§ Exercise details
Copy out each line exactly; pictures stay out of the copy.
--- Entries shown ---
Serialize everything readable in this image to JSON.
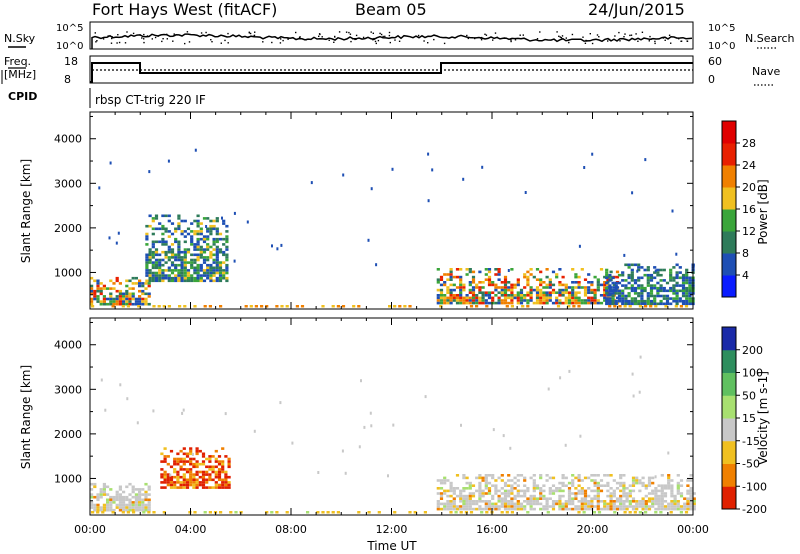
{
  "header": {
    "station": "Fort Hays West (fitACF)",
    "beam": "Beam 05",
    "date": "24/Jun/2015"
  },
  "noise_panel": {
    "left_label": "N.Sky",
    "right_label": "N.Search",
    "ticks": [
      "10^5",
      "10^0"
    ],
    "ticks_right": [
      "10^5",
      "10^0"
    ]
  },
  "freq_panel": {
    "left_label_top": "Freq.",
    "left_label_bottom": "[MHz]",
    "left_ticks": [
      "18",
      "8"
    ],
    "right_label": "Nave",
    "right_ticks": [
      "60",
      "0"
    ]
  },
  "cpid": {
    "label": "CPID",
    "program": "rbsp CT-trig 220 IF"
  },
  "chart_data": [
    {
      "type": "heatmap",
      "panel": "power",
      "ylabel": "Slant Range [km]",
      "xlabel": "",
      "xlim": [
        0,
        24
      ],
      "ylim": [
        180,
        4600
      ],
      "yticks": [
        "1000",
        "2000",
        "3000",
        "4000"
      ],
      "colorbar": {
        "label": "Power [dB]",
        "ticks": [
          "4",
          "8",
          "12",
          "16",
          "20",
          "24",
          "28"
        ],
        "colors": [
          "#0a1cff",
          "#1e4fb4",
          "#2e7b5a",
          "#3aa53a",
          "#f0c020",
          "#f08000",
          "#e82000",
          "#e00000"
        ]
      },
      "regions": [
        {
          "t": [
            0.0,
            2.3
          ],
          "r": [
            300,
            900
          ],
          "level": "mixed"
        },
        {
          "t": [
            2.2,
            5.5
          ],
          "r": [
            800,
            2300
          ],
          "level": "low-mid"
        },
        {
          "t": [
            13.8,
            21.0
          ],
          "r": [
            300,
            1100
          ],
          "level": "mixed"
        },
        {
          "t": [
            20.5,
            24.0
          ],
          "r": [
            300,
            1200
          ],
          "level": "low"
        }
      ]
    },
    {
      "type": "heatmap",
      "panel": "velocity",
      "ylabel": "Slant Range [km]",
      "xlabel": "Time UT",
      "xlim": [
        0,
        24
      ],
      "ylim": [
        180,
        4600
      ],
      "yticks": [
        "1000",
        "2000",
        "3000",
        "4000"
      ],
      "xticks": [
        "00:00",
        "04:00",
        "08:00",
        "12:00",
        "16:00",
        "20:00",
        "00:00"
      ],
      "colorbar": {
        "label": "Velocity [m s-1]",
        "ticks": [
          "200",
          "100",
          "50",
          "15",
          "-15",
          "-50",
          "-100",
          "-200"
        ],
        "colors": [
          "#1a2aa8",
          "#2e8e5e",
          "#60c060",
          "#a8e070",
          "#c8c8c8",
          "#f0c020",
          "#f08000",
          "#e02000"
        ]
      },
      "regions": [
        {
          "t": [
            0.0,
            2.3
          ],
          "r": [
            300,
            900
          ],
          "level": "near-zero"
        },
        {
          "t": [
            2.8,
            5.5
          ],
          "r": [
            800,
            1700
          ],
          "level": "negative"
        },
        {
          "t": [
            13.8,
            24.0
          ],
          "r": [
            300,
            1100
          ],
          "level": "near-zero"
        }
      ]
    }
  ]
}
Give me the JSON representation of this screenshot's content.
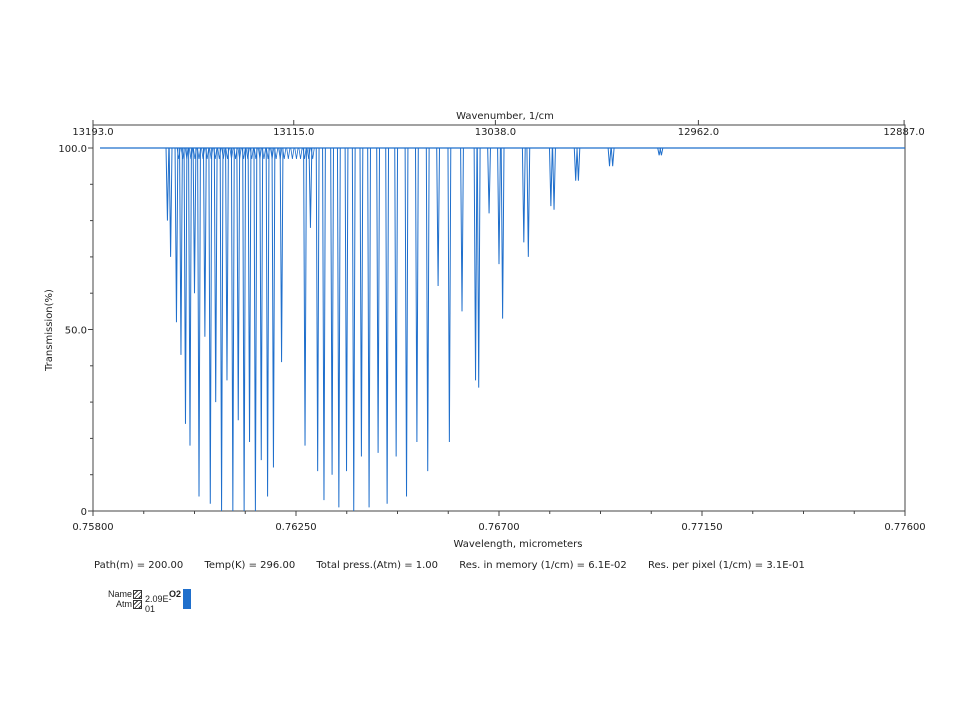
{
  "chart_data": {
    "type": "line",
    "title": "",
    "xlabel": "Wavelength, micrometers",
    "x2label": "Wavenumber, 1/cm",
    "ylabel": "Transmission(%)",
    "xlim": [
      0.758,
      0.776
    ],
    "ylim": [
      0,
      100
    ],
    "xticks": [
      "0.75800",
      "0.76250",
      "0.76700",
      "0.77150",
      "0.77600"
    ],
    "x2ticks": [
      "13193.0",
      "13115.0",
      "13038.0",
      "12962.0",
      "12887.0"
    ],
    "x2tick_positions_um": [
      0.758,
      0.76245,
      0.76692,
      0.77142,
      0.77598
    ],
    "yticks": [
      "0",
      "50.0",
      "100.0"
    ],
    "line_color": "#1f6fcc",
    "series": [
      {
        "name": "O2",
        "baseline": 100,
        "absorption_lines": [
          {
            "x": 0.75965,
            "y": 80
          },
          {
            "x": 0.75972,
            "y": 70
          },
          {
            "x": 0.75985,
            "y": 52
          },
          {
            "x": 0.75995,
            "y": 43
          },
          {
            "x": 0.76005,
            "y": 24
          },
          {
            "x": 0.76015,
            "y": 18
          },
          {
            "x": 0.76025,
            "y": 60
          },
          {
            "x": 0.76035,
            "y": 4
          },
          {
            "x": 0.76048,
            "y": 48
          },
          {
            "x": 0.7606,
            "y": 2
          },
          {
            "x": 0.76072,
            "y": 30
          },
          {
            "x": 0.76085,
            "y": 0
          },
          {
            "x": 0.76097,
            "y": 36
          },
          {
            "x": 0.7611,
            "y": 0
          },
          {
            "x": 0.76122,
            "y": 25
          },
          {
            "x": 0.76135,
            "y": 0
          },
          {
            "x": 0.76147,
            "y": 19
          },
          {
            "x": 0.7616,
            "y": 0
          },
          {
            "x": 0.76173,
            "y": 14
          },
          {
            "x": 0.76187,
            "y": 4
          },
          {
            "x": 0.762,
            "y": 12
          },
          {
            "x": 0.76218,
            "y": 41
          },
          {
            "x": 0.7627,
            "y": 18
          },
          {
            "x": 0.76282,
            "y": 78
          },
          {
            "x": 0.76298,
            "y": 11
          },
          {
            "x": 0.76312,
            "y": 3
          },
          {
            "x": 0.7633,
            "y": 10
          },
          {
            "x": 0.76345,
            "y": 1
          },
          {
            "x": 0.76362,
            "y": 11
          },
          {
            "x": 0.76378,
            "y": 0
          },
          {
            "x": 0.76395,
            "y": 15
          },
          {
            "x": 0.76412,
            "y": 1
          },
          {
            "x": 0.76432,
            "y": 16
          },
          {
            "x": 0.76452,
            "y": 2
          },
          {
            "x": 0.76472,
            "y": 15
          },
          {
            "x": 0.76495,
            "y": 4
          },
          {
            "x": 0.76518,
            "y": 19
          },
          {
            "x": 0.76542,
            "y": 11
          },
          {
            "x": 0.76565,
            "y": 62
          },
          {
            "x": 0.7659,
            "y": 19
          },
          {
            "x": 0.76618,
            "y": 55
          },
          {
            "x": 0.76648,
            "y": 36
          },
          {
            "x": 0.76655,
            "y": 34
          },
          {
            "x": 0.76678,
            "y": 82
          },
          {
            "x": 0.767,
            "y": 68
          },
          {
            "x": 0.76708,
            "y": 53
          },
          {
            "x": 0.76755,
            "y": 74
          },
          {
            "x": 0.76765,
            "y": 70
          },
          {
            "x": 0.76815,
            "y": 84
          },
          {
            "x": 0.76822,
            "y": 83
          },
          {
            "x": 0.7687,
            "y": 91
          },
          {
            "x": 0.76876,
            "y": 91
          },
          {
            "x": 0.76945,
            "y": 95
          },
          {
            "x": 0.76952,
            "y": 95
          },
          {
            "x": 0.77055,
            "y": 98
          },
          {
            "x": 0.7706,
            "y": 98
          }
        ]
      }
    ],
    "grid": false,
    "legend": "bottom-left"
  },
  "params": {
    "path": "Path(m) = 200.00",
    "temp": "Temp(K) = 296.00",
    "press": "Total press.(Atm) = 1.00",
    "res_memory": "Res. in memory (1/cm) = 6.1E-02",
    "res_pixel": "Res. per pixel (1/cm) = 3.1E-01"
  },
  "legend": {
    "name_label": "Name",
    "atm_label": "Atm",
    "gas_name": "O2",
    "gas_atm": "2.09E-01",
    "swatch_color": "#1f6fcc"
  }
}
---
§ Result of this task
Serialize everything readable in this image to JSON.
{
  "header": {
    "station": "Fort Hays West (fitACF)",
    "beam": "Beam 05",
    "date": "24/Jun/2015"
  },
  "noise_panel": {
    "left_label": "N.Sky",
    "right_label": "N.Search",
    "ticks": [
      "10^5",
      "10^0"
    ],
    "ticks_right": [
      "10^5",
      "10^0"
    ]
  },
  "freq_panel": {
    "left_label_top": "Freq.",
    "left_label_bottom": "[MHz]",
    "left_ticks": [
      "18",
      "8"
    ],
    "right_label": "Nave",
    "right_ticks": [
      "60",
      "0"
    ]
  },
  "cpid": {
    "label": "CPID",
    "program": "rbsp CT-trig 220 IF"
  },
  "chart_data": [
    {
      "type": "heatmap",
      "panel": "power",
      "ylabel": "Slant Range [km]",
      "xlabel": "",
      "xlim": [
        0,
        24
      ],
      "ylim": [
        180,
        4600
      ],
      "yticks": [
        "1000",
        "2000",
        "3000",
        "4000"
      ],
      "colorbar": {
        "label": "Power [dB]",
        "ticks": [
          "4",
          "8",
          "12",
          "16",
          "20",
          "24",
          "28"
        ],
        "colors": [
          "#0a1cff",
          "#1e4fb4",
          "#2e7b5a",
          "#3aa53a",
          "#f0c020",
          "#f08000",
          "#e82000",
          "#e00000"
        ]
      },
      "regions": [
        {
          "t": [
            0.0,
            2.3
          ],
          "r": [
            300,
            900
          ],
          "level": "mixed"
        },
        {
          "t": [
            2.2,
            5.5
          ],
          "r": [
            800,
            2300
          ],
          "level": "low-mid"
        },
        {
          "t": [
            13.8,
            21.0
          ],
          "r": [
            300,
            1100
          ],
          "level": "mixed"
        },
        {
          "t": [
            20.5,
            24.0
          ],
          "r": [
            300,
            1200
          ],
          "level": "low"
        }
      ]
    },
    {
      "type": "heatmap",
      "panel": "velocity",
      "ylabel": "Slant Range [km]",
      "xlabel": "Time UT",
      "xlim": [
        0,
        24
      ],
      "ylim": [
        180,
        4600
      ],
      "yticks": [
        "1000",
        "2000",
        "3000",
        "4000"
      ],
      "xticks": [
        "00:00",
        "04:00",
        "08:00",
        "12:00",
        "16:00",
        "20:00",
        "00:00"
      ],
      "colorbar": {
        "label": "Velocity [m s-1]",
        "ticks": [
          "200",
          "100",
          "50",
          "15",
          "-15",
          "-50",
          "-100",
          "-200"
        ],
        "colors": [
          "#1a2aa8",
          "#2e8e5e",
          "#60c060",
          "#a8e070",
          "#c8c8c8",
          "#f0c020",
          "#f08000",
          "#e02000"
        ]
      },
      "regions": [
        {
          "t": [
            0.0,
            2.3
          ],
          "r": [
            300,
            900
          ],
          "level": "near-zero"
        },
        {
          "t": [
            2.8,
            5.5
          ],
          "r": [
            800,
            1700
          ],
          "level": "negative"
        },
        {
          "t": [
            13.8,
            24.0
          ],
          "r": [
            300,
            1100
          ],
          "level": "near-zero"
        }
      ]
    }
  ]
}
Give me the JSON representation of this screenshot's content.
{
  "chart_data": {
    "type": "line",
    "title": "",
    "xlabel": "Wavelength, micrometers",
    "x2label": "Wavenumber, 1/cm",
    "ylabel": "Transmission(%)",
    "xlim": [
      0.758,
      0.776
    ],
    "ylim": [
      0,
      100
    ],
    "xticks": [
      "0.75800",
      "0.76250",
      "0.76700",
      "0.77150",
      "0.77600"
    ],
    "x2ticks": [
      "13193.0",
      "13115.0",
      "13038.0",
      "12962.0",
      "12887.0"
    ],
    "x2tick_positions_um": [
      0.758,
      0.76245,
      0.76692,
      0.77142,
      0.77598
    ],
    "yticks": [
      "0",
      "50.0",
      "100.0"
    ],
    "line_color": "#1f6fcc",
    "series": [
      {
        "name": "O2",
        "baseline": 100,
        "absorption_lines": [
          {
            "x": 0.75965,
            "y": 80
          },
          {
            "x": 0.75972,
            "y": 70
          },
          {
            "x": 0.75985,
            "y": 52
          },
          {
            "x": 0.75995,
            "y": 43
          },
          {
            "x": 0.76005,
            "y": 24
          },
          {
            "x": 0.76015,
            "y": 18
          },
          {
            "x": 0.76025,
            "y": 60
          },
          {
            "x": 0.76035,
            "y": 4
          },
          {
            "x": 0.76048,
            "y": 48
          },
          {
            "x": 0.7606,
            "y": 2
          },
          {
            "x": 0.76072,
            "y": 30
          },
          {
            "x": 0.76085,
            "y": 0
          },
          {
            "x": 0.76097,
            "y": 36
          },
          {
            "x": 0.7611,
            "y": 0
          },
          {
            "x": 0.76122,
            "y": 25
          },
          {
            "x": 0.76135,
            "y": 0
          },
          {
            "x": 0.76147,
            "y": 19
          },
          {
            "x": 0.7616,
            "y": 0
          },
          {
            "x": 0.76173,
            "y": 14
          },
          {
            "x": 0.76187,
            "y": 4
          },
          {
            "x": 0.762,
            "y": 12
          },
          {
            "x": 0.76218,
            "y": 41
          },
          {
            "x": 0.7627,
            "y": 18
          },
          {
            "x": 0.76282,
            "y": 78
          },
          {
            "x": 0.76298,
            "y": 11
          },
          {
            "x": 0.76312,
            "y": 3
          },
          {
            "x": 0.7633,
            "y": 10
          },
          {
            "x": 0.76345,
            "y": 1
          },
          {
            "x": 0.76362,
            "y": 11
          },
          {
            "x": 0.76378,
            "y": 0
          },
          {
            "x": 0.76395,
            "y": 15
          },
          {
            "x": 0.76412,
            "y": 1
          },
          {
            "x": 0.76432,
            "y": 16
          },
          {
            "x": 0.76452,
            "y": 2
          },
          {
            "x": 0.76472,
            "y": 15
          },
          {
            "x": 0.76495,
            "y": 4
          },
          {
            "x": 0.76518,
            "y": 19
          },
          {
            "x": 0.76542,
            "y": 11
          },
          {
            "x": 0.76565,
            "y": 62
          },
          {
            "x": 0.7659,
            "y": 19
          },
          {
            "x": 0.76618,
            "y": 55
          },
          {
            "x": 0.76648,
            "y": 36
          },
          {
            "x": 0.76655,
            "y": 34
          },
          {
            "x": 0.76678,
            "y": 82
          },
          {
            "x": 0.767,
            "y": 68
          },
          {
            "x": 0.76708,
            "y": 53
          },
          {
            "x": 0.76755,
            "y": 74
          },
          {
            "x": 0.76765,
            "y": 70
          },
          {
            "x": 0.76815,
            "y": 84
          },
          {
            "x": 0.76822,
            "y": 83
          },
          {
            "x": 0.7687,
            "y": 91
          },
          {
            "x": 0.76876,
            "y": 91
          },
          {
            "x": 0.76945,
            "y": 95
          },
          {
            "x": 0.76952,
            "y": 95
          },
          {
            "x": 0.77055,
            "y": 98
          },
          {
            "x": 0.7706,
            "y": 98
          }
        ]
      }
    ],
    "grid": false,
    "legend": "bottom-left"
  },
  "params": {
    "path": "Path(m) = 200.00",
    "temp": "Temp(K) = 296.00",
    "press": "Total press.(Atm) = 1.00",
    "res_memory": "Res. in memory (1/cm) = 6.1E-02",
    "res_pixel": "Res. per pixel (1/cm) = 3.1E-01"
  },
  "legend": {
    "name_label": "Name",
    "atm_label": "Atm",
    "gas_name": "O2",
    "gas_atm": "2.09E-01",
    "swatch_color": "#1f6fcc"
  }
}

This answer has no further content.